◆ SET EXERCISE ◆
Copy every line of the data in which the word "carico" occurs.

** begin EXTRACTED DATA **

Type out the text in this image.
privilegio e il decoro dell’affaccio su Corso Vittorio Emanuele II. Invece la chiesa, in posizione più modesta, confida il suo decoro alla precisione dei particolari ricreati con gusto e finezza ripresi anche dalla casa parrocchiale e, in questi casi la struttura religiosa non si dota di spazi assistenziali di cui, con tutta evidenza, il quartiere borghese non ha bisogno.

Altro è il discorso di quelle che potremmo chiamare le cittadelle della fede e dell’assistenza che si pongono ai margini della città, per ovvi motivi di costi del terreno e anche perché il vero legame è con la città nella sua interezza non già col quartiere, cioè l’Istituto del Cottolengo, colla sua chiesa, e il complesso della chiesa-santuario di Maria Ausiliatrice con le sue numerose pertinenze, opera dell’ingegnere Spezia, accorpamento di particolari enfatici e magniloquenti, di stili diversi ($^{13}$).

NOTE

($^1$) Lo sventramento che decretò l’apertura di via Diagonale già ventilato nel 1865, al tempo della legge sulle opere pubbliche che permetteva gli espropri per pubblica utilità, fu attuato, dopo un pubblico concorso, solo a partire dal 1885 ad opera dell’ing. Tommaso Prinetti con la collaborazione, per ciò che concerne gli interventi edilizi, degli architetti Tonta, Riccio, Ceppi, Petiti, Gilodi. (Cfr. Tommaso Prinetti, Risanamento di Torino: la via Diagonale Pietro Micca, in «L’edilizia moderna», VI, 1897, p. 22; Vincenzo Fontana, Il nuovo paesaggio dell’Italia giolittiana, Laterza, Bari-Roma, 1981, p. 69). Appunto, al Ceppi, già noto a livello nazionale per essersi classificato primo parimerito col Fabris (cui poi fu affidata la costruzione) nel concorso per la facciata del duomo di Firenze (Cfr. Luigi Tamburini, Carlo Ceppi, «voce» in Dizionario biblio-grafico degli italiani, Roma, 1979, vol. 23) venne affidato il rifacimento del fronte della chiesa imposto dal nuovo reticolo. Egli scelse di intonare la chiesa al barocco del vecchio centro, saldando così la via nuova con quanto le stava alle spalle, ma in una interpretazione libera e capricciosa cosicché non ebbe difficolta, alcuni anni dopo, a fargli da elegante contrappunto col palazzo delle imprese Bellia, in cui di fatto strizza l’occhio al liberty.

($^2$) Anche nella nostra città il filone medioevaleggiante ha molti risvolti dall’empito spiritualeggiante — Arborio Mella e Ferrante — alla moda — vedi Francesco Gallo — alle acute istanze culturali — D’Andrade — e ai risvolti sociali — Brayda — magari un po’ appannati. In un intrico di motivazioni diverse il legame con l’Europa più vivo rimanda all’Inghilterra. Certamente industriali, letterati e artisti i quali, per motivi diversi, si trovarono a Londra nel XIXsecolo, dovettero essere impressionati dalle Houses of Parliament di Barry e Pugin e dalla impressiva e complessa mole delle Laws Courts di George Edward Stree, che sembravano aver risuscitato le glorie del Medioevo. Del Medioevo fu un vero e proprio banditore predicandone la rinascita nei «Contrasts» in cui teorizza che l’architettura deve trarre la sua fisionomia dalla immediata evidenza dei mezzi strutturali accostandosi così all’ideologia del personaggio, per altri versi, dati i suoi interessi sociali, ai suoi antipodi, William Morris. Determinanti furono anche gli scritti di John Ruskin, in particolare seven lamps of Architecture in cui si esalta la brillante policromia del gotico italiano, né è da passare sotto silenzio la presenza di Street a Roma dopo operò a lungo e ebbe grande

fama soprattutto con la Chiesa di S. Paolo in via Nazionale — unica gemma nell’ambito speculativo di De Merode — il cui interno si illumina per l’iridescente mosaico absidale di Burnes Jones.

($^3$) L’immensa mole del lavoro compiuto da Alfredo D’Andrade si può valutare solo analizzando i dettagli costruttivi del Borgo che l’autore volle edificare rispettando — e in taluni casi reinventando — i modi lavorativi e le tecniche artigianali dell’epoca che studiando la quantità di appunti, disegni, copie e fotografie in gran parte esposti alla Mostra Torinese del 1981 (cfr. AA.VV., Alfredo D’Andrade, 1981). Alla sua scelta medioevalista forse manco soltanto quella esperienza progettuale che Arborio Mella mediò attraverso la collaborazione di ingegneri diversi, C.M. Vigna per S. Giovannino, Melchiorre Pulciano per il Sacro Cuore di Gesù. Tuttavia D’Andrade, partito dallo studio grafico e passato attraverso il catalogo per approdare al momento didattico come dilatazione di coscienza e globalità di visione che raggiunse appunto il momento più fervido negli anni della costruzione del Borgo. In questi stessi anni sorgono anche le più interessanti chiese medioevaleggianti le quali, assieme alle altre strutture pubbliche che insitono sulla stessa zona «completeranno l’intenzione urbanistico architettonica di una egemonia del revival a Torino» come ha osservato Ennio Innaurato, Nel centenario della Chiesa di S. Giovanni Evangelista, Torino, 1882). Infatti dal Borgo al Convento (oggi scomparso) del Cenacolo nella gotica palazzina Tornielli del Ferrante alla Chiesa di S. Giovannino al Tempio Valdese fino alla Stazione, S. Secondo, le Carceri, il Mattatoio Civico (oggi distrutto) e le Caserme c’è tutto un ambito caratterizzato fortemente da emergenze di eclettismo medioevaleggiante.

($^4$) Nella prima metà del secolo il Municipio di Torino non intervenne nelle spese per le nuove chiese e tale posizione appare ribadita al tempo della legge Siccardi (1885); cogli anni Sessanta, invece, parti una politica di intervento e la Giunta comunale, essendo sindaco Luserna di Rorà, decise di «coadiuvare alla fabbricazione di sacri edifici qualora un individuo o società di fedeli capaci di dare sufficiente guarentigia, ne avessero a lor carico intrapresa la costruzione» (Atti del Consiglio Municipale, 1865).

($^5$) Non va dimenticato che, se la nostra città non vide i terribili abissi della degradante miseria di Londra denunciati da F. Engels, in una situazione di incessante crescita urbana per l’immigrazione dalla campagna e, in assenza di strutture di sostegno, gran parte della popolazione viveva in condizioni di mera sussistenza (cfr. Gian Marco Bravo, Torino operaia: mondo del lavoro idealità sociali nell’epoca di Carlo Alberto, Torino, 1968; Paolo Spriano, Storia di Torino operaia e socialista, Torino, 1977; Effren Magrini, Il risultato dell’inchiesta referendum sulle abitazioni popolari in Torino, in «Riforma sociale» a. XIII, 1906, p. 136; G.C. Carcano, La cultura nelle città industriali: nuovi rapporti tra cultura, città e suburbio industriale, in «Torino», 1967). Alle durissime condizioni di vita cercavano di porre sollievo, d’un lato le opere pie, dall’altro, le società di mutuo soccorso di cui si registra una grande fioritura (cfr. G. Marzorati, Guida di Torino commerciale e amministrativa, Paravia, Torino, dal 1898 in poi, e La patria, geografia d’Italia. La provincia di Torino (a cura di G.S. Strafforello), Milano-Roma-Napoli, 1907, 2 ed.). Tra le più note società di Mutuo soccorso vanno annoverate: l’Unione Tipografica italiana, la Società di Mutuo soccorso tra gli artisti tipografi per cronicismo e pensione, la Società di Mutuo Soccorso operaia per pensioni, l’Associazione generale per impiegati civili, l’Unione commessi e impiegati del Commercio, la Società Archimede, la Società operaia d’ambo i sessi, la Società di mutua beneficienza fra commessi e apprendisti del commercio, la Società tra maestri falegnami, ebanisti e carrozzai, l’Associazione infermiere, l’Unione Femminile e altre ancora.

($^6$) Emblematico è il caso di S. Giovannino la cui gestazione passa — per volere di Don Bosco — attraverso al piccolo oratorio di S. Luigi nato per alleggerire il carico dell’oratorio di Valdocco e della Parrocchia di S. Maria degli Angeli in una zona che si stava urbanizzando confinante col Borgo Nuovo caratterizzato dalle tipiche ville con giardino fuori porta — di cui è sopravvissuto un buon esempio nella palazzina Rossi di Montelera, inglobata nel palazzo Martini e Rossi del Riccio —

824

** end EXTRACTED DATA **

◆ FINISHED TASK ◆
($^4$) Nella prima metà del secolo il Municipio di Torino non intervenne nelle spese per le nuove chiese e tale posizione appare ribadita al tempo della legge Siccardi (1885); cogli anni Sessanta, invece, parti una politica di intervento e la Giunta comunale, essendo sindaco Luserna di Rorà, decise di «coadiuvare alla fabbricazione di sacri edifici qualora un individuo o società di fedeli capaci di dare sufficiente guarentigia, ne avessero a lor carico intrapresa la costruzione» (Atti del Consiglio Municipale, 1865).
($^6$) Emblematico è il caso di S. Giovannino la cui gestazione passa — per volere di Don Bosco — attraverso al piccolo oratorio di S. Luigi nato per alleggerire il carico dell’oratorio di Valdocco e della Parrocchia di S. Maria degli Angeli in una zona che si stava urbanizzando confinante col Borgo Nuovo caratterizzato dalle tipiche ville con giardino fuori porta — di cui è sopravvissuto un buon esempio nella palazzina Rossi di Montelera, inglobata nel palazzo Martini e Rossi del Riccio —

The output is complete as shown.